--- RECORD EXTRACTS ---

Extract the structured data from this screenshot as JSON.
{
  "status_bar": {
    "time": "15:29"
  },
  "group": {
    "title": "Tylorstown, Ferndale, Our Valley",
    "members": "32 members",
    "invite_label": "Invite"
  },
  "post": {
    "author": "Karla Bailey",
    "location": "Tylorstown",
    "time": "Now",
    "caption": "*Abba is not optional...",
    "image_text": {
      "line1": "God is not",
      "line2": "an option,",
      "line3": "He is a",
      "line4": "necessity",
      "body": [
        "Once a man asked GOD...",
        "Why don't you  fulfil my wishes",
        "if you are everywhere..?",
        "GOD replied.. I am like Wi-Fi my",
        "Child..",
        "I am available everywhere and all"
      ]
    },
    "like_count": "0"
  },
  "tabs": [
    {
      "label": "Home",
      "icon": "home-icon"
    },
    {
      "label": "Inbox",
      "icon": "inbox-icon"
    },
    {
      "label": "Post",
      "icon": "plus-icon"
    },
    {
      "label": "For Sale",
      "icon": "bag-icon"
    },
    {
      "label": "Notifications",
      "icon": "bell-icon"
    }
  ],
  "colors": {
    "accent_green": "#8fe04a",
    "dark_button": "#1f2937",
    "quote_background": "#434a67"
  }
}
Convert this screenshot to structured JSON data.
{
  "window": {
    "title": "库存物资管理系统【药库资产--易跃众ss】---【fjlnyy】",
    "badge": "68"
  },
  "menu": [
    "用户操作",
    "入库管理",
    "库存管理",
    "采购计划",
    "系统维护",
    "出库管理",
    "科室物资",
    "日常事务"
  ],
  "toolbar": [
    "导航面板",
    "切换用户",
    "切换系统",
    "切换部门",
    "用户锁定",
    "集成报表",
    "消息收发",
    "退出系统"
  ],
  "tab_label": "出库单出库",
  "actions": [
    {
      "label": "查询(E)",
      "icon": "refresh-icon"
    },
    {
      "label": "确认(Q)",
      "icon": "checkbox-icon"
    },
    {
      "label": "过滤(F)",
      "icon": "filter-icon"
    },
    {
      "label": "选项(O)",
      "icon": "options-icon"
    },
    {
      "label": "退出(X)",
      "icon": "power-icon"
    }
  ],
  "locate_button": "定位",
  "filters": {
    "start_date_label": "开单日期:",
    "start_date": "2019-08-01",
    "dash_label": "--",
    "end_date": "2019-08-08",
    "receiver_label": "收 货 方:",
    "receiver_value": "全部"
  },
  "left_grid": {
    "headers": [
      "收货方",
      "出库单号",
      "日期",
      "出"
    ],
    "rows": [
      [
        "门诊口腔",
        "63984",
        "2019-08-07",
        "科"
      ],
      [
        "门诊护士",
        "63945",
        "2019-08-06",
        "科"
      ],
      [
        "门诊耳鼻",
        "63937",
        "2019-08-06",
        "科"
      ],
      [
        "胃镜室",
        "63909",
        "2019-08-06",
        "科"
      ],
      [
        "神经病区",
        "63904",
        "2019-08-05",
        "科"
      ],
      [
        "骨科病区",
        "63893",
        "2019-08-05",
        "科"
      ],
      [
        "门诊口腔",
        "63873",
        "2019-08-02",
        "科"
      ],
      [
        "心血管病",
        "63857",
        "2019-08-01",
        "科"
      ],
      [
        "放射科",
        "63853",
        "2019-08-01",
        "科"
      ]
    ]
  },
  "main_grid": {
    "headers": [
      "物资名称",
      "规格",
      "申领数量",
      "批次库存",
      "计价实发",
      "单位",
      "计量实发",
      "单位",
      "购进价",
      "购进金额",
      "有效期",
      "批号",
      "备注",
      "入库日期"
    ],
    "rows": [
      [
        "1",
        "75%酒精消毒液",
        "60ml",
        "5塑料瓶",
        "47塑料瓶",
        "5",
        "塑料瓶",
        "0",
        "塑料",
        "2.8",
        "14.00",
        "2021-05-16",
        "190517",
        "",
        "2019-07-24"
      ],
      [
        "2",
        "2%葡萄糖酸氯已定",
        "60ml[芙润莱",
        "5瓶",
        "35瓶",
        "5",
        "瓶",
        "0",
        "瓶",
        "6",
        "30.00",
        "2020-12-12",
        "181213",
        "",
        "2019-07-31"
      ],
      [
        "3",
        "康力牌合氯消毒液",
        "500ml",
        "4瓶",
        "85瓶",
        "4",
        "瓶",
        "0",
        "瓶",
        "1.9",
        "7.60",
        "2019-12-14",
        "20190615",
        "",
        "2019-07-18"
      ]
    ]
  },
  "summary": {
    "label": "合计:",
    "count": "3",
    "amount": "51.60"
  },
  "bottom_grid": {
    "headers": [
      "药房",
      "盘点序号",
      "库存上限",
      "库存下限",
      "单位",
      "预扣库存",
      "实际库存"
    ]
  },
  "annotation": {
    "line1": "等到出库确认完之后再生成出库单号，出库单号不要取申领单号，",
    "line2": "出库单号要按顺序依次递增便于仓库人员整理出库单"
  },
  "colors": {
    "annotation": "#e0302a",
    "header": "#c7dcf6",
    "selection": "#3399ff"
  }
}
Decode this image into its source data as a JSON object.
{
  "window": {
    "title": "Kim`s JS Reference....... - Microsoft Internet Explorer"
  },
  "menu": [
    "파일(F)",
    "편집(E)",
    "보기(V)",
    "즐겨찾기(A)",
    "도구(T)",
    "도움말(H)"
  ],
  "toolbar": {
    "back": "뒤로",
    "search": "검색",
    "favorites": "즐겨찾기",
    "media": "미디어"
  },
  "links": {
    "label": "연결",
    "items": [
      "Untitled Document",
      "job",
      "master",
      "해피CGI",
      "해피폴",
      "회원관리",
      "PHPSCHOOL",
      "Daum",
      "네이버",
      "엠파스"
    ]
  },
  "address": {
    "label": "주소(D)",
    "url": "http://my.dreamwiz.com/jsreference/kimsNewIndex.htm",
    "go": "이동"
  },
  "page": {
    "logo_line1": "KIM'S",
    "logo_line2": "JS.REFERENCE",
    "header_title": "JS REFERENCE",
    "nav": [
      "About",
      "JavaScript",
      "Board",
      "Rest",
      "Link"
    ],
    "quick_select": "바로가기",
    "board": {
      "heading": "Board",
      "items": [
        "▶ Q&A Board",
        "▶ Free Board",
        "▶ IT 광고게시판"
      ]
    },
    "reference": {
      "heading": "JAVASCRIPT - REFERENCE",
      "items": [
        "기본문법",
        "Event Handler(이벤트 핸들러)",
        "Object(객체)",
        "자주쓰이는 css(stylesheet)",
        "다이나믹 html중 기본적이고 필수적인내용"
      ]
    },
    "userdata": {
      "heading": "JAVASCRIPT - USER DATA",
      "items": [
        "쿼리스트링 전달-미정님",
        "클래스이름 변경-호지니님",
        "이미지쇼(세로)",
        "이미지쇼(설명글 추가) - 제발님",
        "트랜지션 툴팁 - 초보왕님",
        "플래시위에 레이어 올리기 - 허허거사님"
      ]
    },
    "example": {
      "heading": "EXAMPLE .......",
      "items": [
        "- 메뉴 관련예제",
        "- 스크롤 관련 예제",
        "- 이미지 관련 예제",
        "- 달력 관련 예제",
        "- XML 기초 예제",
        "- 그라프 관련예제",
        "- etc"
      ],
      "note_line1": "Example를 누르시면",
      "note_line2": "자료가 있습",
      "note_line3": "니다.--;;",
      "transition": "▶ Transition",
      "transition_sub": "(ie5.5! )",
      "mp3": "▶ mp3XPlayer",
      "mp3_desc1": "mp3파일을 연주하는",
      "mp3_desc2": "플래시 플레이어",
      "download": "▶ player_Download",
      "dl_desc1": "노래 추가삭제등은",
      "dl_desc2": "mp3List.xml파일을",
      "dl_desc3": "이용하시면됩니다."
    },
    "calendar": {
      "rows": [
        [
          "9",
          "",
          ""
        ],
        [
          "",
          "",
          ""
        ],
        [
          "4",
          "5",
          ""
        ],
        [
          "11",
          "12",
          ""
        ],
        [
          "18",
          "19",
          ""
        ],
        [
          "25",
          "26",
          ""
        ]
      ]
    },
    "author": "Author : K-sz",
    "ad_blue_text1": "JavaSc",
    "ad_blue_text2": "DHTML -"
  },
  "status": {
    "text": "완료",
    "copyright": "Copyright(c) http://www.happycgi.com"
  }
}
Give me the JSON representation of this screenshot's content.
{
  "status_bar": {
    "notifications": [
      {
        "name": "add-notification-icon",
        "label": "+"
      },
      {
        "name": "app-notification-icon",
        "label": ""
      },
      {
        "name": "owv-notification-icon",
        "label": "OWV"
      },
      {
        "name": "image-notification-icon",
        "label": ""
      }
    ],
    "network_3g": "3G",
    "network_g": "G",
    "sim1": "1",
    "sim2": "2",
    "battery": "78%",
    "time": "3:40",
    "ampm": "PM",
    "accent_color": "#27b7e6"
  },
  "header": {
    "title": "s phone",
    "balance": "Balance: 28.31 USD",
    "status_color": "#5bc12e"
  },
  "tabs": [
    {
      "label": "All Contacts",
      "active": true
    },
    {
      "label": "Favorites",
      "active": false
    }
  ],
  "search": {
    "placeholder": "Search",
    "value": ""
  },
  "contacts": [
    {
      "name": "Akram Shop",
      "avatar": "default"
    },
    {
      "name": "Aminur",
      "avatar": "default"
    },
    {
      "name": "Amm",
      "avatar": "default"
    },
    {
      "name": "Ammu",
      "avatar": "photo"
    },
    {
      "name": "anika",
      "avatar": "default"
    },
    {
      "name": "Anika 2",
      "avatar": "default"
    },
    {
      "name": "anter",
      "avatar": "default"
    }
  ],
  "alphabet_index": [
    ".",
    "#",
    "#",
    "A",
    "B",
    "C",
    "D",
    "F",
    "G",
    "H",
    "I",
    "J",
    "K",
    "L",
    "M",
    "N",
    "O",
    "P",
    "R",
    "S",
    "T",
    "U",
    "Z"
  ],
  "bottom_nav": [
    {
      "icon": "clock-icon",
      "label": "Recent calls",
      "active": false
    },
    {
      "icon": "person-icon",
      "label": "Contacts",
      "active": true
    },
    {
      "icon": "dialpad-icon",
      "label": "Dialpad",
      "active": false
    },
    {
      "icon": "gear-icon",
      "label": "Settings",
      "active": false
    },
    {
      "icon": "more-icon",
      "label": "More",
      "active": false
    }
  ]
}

---

→ **TASK DIRECTIONS**
Search the entries for the word "heading" and gather every line where it appears.

→ **ANSWER FOR THE TASK**
      "heading": "Board",
      "heading": "JAVASCRIPT - REFERENCE",
      "heading": "JAVASCRIPT - USER DATA",
      "heading": "EXAMPLE .......",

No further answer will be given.